§ **Text block**

— START —

The original natural distribution of the alligator gar was the central and southern states of the USA, including the coastal areas of the Gulf of Mexico and a smallish area of Mexico reaching Veracruz. Persecution for many decades resulted in the apparent extinction in some northern areas such as Idaho and Iowa. Introductions, to control invasive carp, have further complicated the situation but large gar are now most common in the southern states in large lakes, dams and backwaters. Outside North America, alligator gar are kept in stocked ponds of “fishing resorts” on Thailand, where they are offered for sports fishing along with other big freshwater species such as Mekong catfish and arapaima. Alligator gar usually stay within a few feet of the water surface, to ambush prey, but can be found throughout deep or shallow water. They prefer sluggish or stagnant water and are usually solitary, except when spawning. When flooding takes place and backwaters are filled during high temperatures, gar will enter the shallows where there is good cover. Males will then congregate around a female and fertilise the eggs which are bright red and poisonous. About 150 000 eggs can be produced per spawning.

— END —

§ **Provided data**
— START —

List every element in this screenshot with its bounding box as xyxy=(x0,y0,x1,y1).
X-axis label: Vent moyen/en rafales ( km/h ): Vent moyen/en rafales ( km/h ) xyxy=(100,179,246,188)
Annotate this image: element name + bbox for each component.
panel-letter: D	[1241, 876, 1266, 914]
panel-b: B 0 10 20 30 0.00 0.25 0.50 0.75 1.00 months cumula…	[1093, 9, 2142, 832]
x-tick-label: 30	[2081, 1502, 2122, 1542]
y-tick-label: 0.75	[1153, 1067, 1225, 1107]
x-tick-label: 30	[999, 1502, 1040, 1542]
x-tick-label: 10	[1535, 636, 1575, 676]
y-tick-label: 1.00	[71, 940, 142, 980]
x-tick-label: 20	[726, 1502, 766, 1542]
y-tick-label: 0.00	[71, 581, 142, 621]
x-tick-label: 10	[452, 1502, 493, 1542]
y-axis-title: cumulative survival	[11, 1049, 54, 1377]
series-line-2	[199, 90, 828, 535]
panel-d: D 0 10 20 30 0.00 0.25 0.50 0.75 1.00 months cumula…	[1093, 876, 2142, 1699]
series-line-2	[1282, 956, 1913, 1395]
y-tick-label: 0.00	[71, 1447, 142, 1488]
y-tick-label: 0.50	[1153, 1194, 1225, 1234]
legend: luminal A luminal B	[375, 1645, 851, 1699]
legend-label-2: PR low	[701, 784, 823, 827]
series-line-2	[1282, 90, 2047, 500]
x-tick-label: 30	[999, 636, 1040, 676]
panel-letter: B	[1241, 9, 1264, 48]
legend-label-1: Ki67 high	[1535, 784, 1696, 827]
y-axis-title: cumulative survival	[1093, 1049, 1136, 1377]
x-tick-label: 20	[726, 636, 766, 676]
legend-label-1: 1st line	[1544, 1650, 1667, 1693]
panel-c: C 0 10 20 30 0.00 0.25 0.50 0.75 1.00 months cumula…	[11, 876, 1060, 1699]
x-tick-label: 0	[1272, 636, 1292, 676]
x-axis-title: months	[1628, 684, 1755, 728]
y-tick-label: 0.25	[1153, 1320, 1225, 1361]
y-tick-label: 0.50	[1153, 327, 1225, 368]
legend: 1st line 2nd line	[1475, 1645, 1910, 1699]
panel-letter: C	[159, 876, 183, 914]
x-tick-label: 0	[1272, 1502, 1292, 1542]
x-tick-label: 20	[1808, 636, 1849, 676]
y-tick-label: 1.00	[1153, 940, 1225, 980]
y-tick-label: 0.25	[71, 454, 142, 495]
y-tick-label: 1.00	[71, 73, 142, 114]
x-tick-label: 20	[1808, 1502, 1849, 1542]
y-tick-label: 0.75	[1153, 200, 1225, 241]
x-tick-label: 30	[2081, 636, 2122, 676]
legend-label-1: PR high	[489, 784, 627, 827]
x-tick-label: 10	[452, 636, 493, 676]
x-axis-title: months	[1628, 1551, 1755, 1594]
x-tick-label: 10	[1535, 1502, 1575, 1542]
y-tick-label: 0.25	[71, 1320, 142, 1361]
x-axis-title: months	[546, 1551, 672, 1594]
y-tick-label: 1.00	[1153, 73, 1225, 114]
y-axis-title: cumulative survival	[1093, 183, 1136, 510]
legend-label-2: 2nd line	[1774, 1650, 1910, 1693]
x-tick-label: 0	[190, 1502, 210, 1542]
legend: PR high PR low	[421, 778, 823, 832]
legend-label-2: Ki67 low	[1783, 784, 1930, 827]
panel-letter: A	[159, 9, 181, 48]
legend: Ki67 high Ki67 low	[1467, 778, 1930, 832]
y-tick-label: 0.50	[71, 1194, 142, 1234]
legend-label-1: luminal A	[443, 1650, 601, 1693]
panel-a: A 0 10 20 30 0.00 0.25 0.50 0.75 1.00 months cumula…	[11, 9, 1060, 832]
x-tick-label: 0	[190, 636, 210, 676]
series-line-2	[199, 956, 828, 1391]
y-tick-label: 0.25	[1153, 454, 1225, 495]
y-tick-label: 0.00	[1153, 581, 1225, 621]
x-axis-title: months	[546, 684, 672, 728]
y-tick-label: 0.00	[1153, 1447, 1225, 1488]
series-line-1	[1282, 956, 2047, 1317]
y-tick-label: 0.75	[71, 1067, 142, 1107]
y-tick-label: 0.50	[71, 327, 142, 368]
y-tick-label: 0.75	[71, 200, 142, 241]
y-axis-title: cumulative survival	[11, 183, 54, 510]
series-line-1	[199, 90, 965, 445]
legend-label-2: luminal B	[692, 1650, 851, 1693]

— END —

§ **Exercise requirements**
A: Answer these questions from the alligator gar text, marking each answer to match:
(i) Which two northern areas does it name where the fish apparently went extinct?
(ii) Besides alligator gar, which big freshwater species are offered at the Thailand fishing resorts?
(iii) About how many eggs can be produced per spawning?
B: Please turn the alligator gar text, the paragraph beginning "The original natural distribution", into a short list that keeps its main facts.
C: Write what comes next in the alligator gar text, starting after its last sentence.
The lines have no connection to the text.

§ **Task answers**
A:
(i) Idaho and Iowa
(ii) Mekong catfish and arapaima
(iii) About 150 000

B:
- Native range: central and southern USA, including the Gulf of Mexico coast, plus a small area of Mexico reaching Veracruz.
- Decades of persecution led to apparent extinction in northern areas such as Idaho and Iowa.
- Introductions to control invasive carp have complicated the picture.
- Large gar are now most common in southern states, in large lakes, dams and backwaters.
- In Thailand, they are stocked in "fishing resort" ponds for sports fishing, alongside Mekong catfish and arapaima.
- They usually stay within a few feet of the surface to ambush prey but occur in both deep and shallow water.
- They prefer sluggish or stagnant water and live alone except when spawning.
- When floods fill backwaters in hot weather, they move into shallows with good cover.
- Several males gather around a female and fertilize her eggs, which are bright red and poisonous.
- A single spawning can produce about 150 000 eggs.

C:
About Alligator Gar

Once you've seen an alligator gar (Atracosteus spatula), you'll have no doubts why it's named so: its size, shape and life habits resemble an alligator more than a fish. This species is an important part of American fishing and other folklore and, in recent years, has morphed from being regarded as a “pest” and “trash fish” to a respected and valued member of underwater ecology and a priority target for anglers. Alligator gar have torpedo-shaped, sturdy, elongated bodies with a short, broad head and a shorter, broad mouth. The fins are large and used for locomotion and manoeuvring. The pectoral fins are used to change direction, for reversing and for preparing to ambush prey. The three large fins at the rear - the dorsal, caudal and anal fins - are largely used for slow movement, but also to prepare for and power the rapid, strong surges that the alligator gar uses to capture prey. They are brown to olive grey above and a lighter yellow grey below. The mouth is armed with impressive, large, sharp, pointed teeth - there being a double row in the top. The fish can grow very large, one of the largest caught being confirmed at 2.57 m. (8 ft 5 in.) and 148 kg. (327 lbs.). They are estimated to live for at least 50-70 years and possibly up to 90. They are ambush predators, feeding mostly on fish, but will take almost anything, including frogs, snakes, rodents and birds.

How to Catch?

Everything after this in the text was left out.